> **Exercise directions**: Report the number of lines that hold the string "document". Leave out any other text.

> **Extracted data**:
---*---

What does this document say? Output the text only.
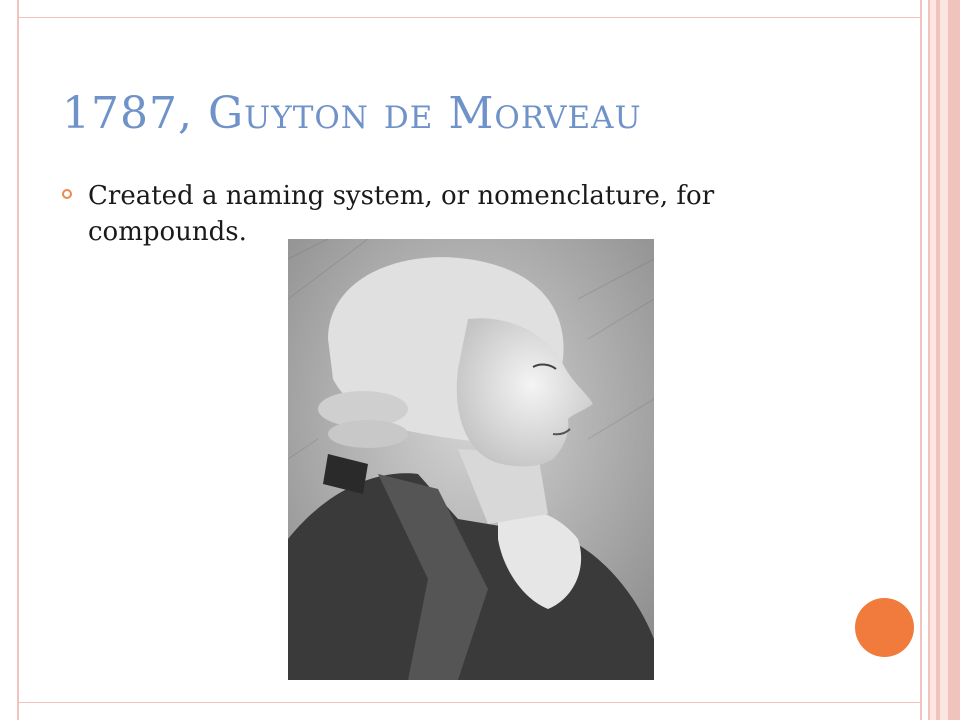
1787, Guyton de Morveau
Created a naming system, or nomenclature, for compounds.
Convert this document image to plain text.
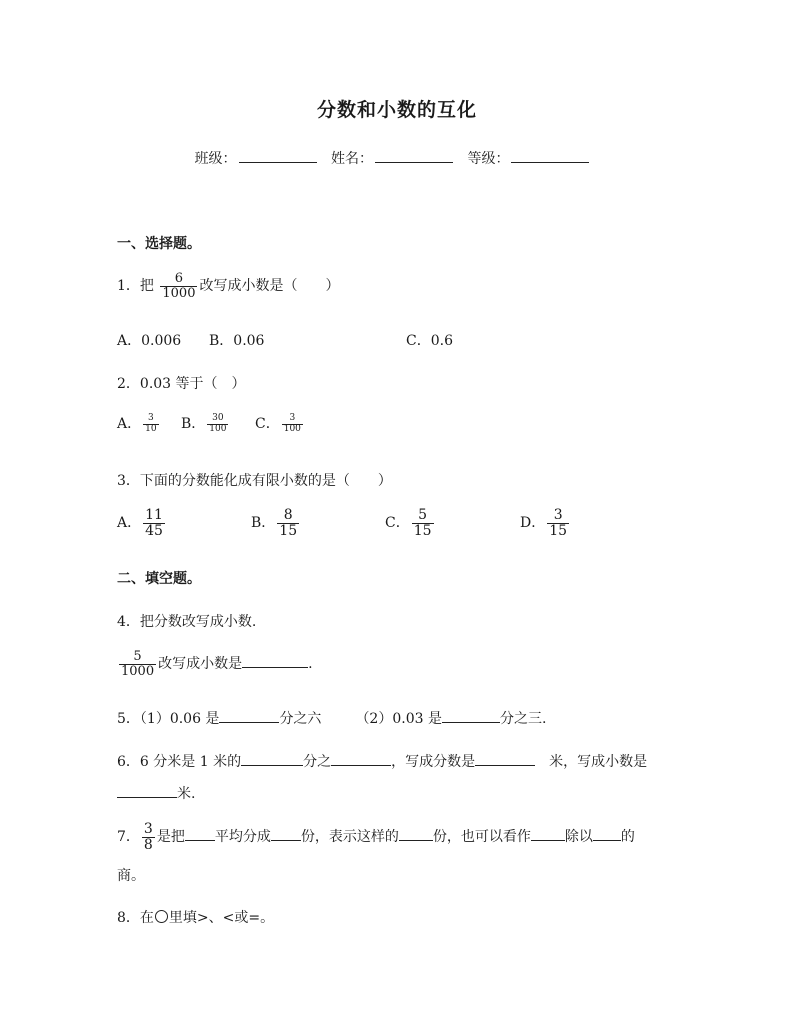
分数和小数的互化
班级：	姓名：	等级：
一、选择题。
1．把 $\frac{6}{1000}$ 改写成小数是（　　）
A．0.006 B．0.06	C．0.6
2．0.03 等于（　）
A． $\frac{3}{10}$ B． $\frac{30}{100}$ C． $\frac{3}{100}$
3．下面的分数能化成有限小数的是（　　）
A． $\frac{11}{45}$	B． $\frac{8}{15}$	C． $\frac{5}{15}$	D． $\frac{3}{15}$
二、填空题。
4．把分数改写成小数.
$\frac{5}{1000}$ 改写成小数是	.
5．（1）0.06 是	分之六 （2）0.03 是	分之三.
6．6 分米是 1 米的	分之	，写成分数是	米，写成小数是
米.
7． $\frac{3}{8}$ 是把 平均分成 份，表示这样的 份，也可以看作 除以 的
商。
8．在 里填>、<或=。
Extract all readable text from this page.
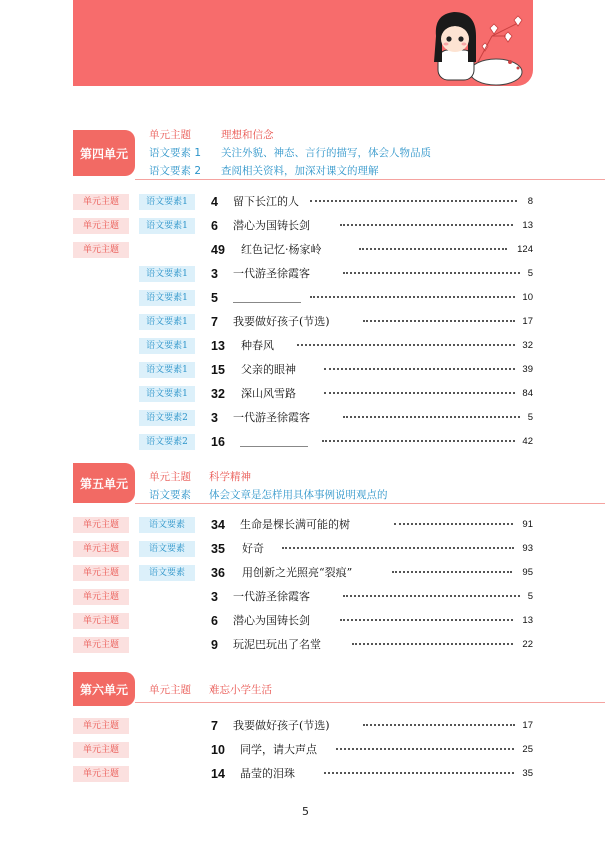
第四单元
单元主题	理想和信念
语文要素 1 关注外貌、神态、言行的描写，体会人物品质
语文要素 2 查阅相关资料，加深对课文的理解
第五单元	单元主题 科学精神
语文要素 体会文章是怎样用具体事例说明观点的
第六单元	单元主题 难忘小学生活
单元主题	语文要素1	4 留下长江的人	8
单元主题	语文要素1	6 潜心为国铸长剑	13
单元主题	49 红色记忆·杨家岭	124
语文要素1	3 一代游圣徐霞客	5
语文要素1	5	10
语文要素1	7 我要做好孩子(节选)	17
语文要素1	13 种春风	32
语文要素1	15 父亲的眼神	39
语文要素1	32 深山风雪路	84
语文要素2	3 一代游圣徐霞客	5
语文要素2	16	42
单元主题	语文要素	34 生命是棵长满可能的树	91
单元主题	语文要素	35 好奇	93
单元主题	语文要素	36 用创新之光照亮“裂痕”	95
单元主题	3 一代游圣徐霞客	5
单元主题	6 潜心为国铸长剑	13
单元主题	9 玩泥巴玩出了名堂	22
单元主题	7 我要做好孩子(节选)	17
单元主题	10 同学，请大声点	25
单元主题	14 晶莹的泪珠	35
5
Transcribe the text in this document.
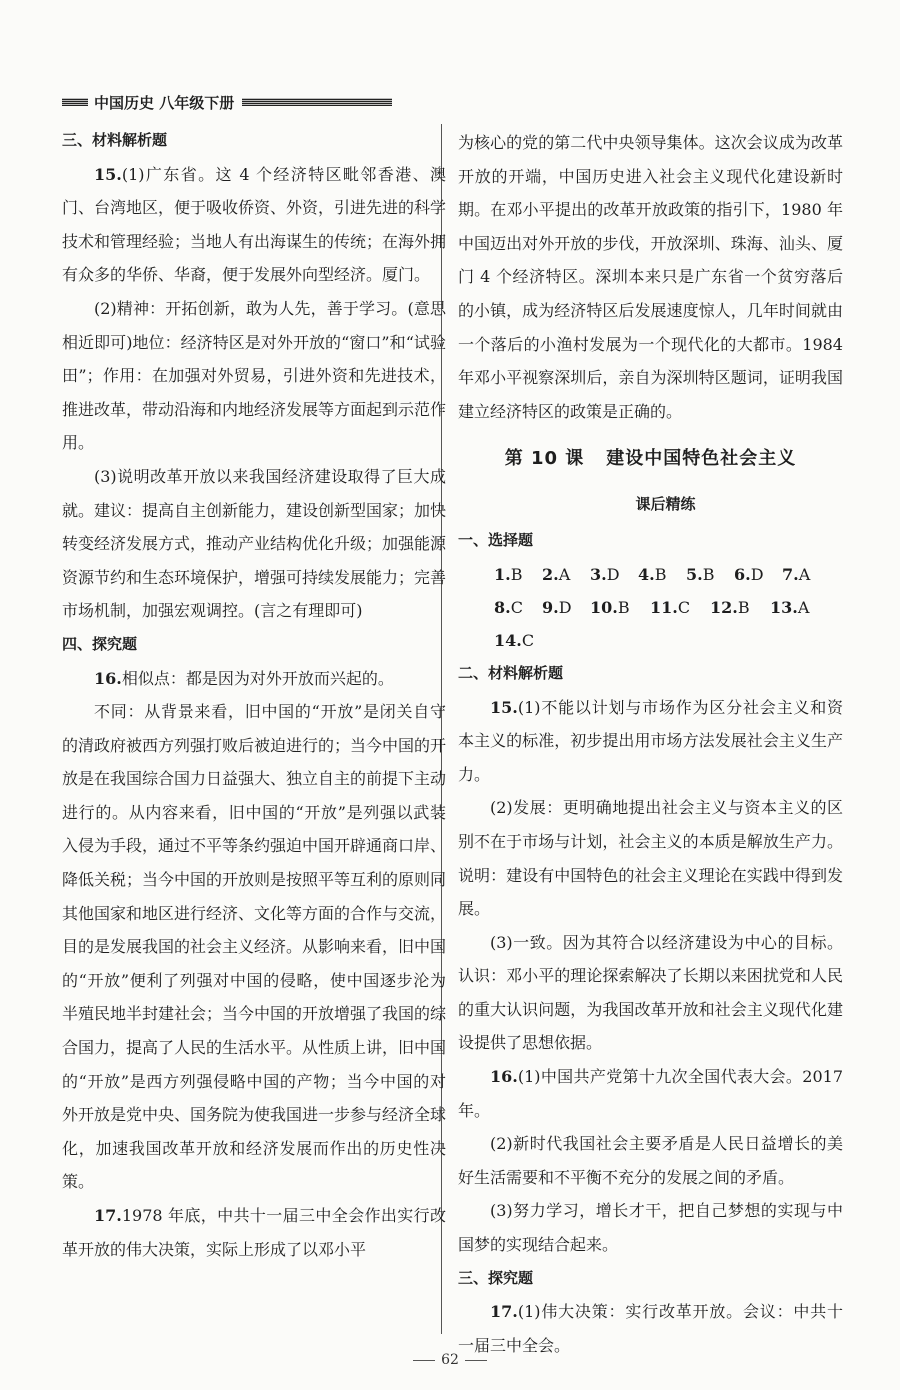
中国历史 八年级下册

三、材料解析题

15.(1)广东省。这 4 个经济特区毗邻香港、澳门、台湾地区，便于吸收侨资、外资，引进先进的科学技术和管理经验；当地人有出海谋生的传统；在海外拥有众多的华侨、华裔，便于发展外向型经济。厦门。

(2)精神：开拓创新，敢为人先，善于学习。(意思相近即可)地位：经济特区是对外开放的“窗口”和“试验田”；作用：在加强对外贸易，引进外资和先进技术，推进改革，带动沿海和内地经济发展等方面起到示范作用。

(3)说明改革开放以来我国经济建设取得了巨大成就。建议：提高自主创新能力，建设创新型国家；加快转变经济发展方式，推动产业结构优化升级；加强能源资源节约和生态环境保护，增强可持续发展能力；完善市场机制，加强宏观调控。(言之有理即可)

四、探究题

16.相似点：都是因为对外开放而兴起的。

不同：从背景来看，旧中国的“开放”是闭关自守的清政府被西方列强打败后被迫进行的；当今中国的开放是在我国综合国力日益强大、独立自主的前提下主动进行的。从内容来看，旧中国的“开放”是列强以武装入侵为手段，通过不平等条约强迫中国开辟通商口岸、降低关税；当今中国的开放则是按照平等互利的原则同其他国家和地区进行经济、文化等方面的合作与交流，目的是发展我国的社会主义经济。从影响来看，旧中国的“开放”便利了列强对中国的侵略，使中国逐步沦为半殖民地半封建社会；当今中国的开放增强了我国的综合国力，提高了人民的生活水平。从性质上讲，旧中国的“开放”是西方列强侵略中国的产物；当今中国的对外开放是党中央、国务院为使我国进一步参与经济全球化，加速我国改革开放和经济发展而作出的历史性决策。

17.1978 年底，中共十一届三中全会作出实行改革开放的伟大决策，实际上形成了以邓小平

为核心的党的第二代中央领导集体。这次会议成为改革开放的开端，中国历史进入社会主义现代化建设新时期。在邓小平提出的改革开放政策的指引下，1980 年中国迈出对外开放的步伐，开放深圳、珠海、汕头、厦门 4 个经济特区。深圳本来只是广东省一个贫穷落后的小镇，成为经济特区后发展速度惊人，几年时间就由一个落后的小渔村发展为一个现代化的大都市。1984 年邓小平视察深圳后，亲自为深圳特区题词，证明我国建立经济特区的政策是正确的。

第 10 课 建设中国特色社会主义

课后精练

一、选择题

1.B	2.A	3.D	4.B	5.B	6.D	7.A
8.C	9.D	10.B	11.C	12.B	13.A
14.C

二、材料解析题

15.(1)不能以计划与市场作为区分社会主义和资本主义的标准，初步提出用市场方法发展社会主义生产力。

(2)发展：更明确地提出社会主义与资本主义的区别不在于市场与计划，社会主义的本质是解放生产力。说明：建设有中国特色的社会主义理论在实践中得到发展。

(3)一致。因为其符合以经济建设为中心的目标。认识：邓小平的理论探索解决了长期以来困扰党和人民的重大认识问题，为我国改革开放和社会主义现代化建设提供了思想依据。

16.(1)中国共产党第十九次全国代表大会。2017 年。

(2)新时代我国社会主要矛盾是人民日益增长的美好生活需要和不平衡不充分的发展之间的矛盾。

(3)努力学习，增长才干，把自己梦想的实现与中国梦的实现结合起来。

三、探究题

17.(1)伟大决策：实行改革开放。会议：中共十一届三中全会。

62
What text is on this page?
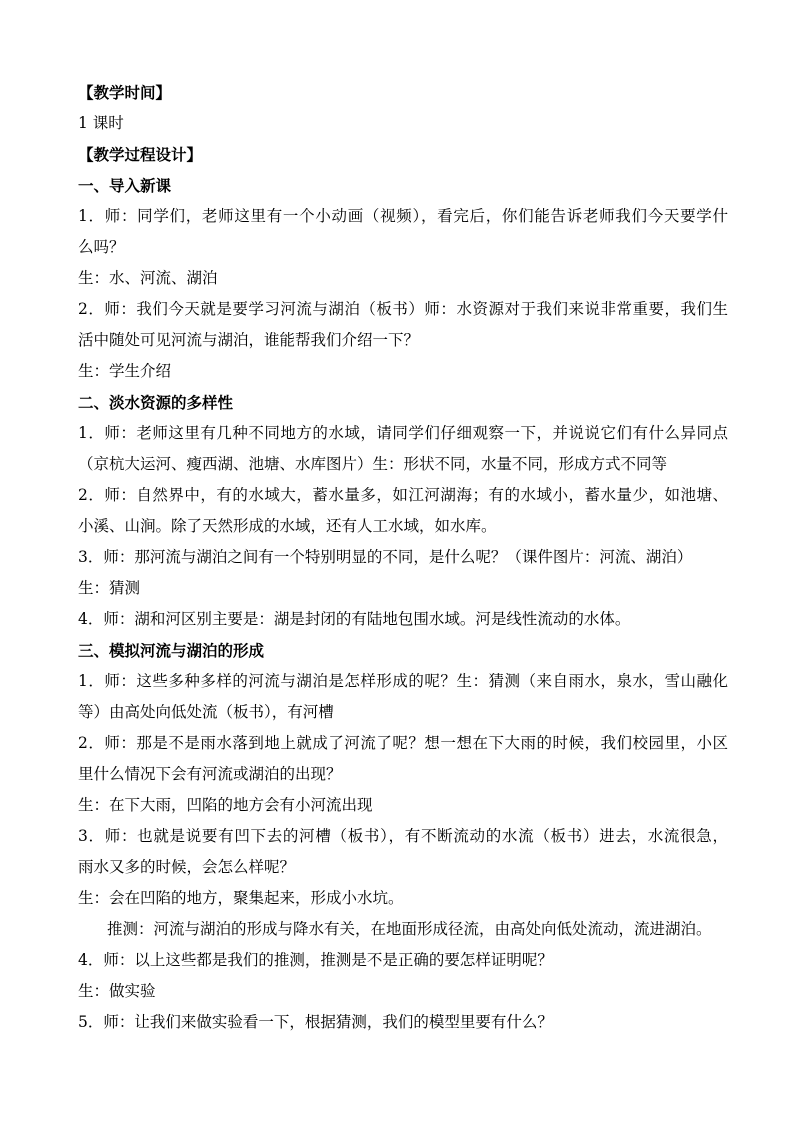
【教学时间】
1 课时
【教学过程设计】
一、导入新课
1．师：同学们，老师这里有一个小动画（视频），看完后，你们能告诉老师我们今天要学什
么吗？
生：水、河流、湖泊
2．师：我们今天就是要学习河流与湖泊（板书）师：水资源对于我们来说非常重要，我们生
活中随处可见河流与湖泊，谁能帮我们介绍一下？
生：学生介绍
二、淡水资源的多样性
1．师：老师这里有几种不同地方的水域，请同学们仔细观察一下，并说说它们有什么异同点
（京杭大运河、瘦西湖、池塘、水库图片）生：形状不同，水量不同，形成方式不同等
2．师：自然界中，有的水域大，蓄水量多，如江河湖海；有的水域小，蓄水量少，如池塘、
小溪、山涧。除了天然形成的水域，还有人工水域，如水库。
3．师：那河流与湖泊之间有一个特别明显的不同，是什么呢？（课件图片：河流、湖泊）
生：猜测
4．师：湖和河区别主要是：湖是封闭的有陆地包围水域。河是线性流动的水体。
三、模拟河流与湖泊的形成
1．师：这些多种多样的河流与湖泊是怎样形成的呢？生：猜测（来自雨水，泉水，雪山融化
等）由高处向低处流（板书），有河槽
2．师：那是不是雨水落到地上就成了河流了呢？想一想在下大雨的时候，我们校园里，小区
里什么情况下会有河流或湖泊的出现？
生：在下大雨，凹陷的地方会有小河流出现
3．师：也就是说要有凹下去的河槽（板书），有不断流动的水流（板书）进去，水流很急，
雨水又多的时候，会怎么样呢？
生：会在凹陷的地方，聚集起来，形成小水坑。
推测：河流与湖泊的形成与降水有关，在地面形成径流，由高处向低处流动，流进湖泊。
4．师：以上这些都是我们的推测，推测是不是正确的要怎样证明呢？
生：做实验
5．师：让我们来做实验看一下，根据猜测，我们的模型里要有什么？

---*---

> **Expected output**: 3